- _What you will do_
Locate every line that holds the string "link" and copy it.

-------------------------

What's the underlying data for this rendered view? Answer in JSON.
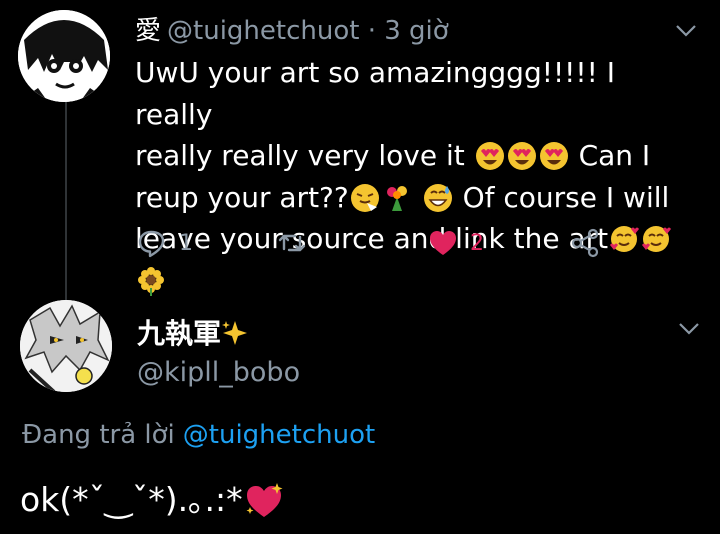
{
  "tweet": {
    "name": "愛",
    "handle": "@tuighetchuot",
    "time": "· 3 giờ",
    "lines": [
      "UwU your art so amazingggg!!!!! I really",
      "really really very love it",
      "Can I",
      "reup your art??",
      "Of course I will",
      "leave your source and link the art"
    ],
    "reply_count": "1",
    "like_count": "2"
  },
  "reply": {
    "name": "九執軍",
    "handle": "@kipll_bobo",
    "replying_label": "Đang trả lời",
    "replying_to": "@tuighetchuot",
    "text": "ok(*ˇ‿ˇ*).｡.:*"
  },
  "colors": {
    "background": "#000000",
    "secondary_text": "#8b98a5",
    "like": "#e0245e",
    "link": "#1da1f2"
  }
}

-------------------------

- _Full output_
      "leave your source and link the art"
    "link": "#1da1f2"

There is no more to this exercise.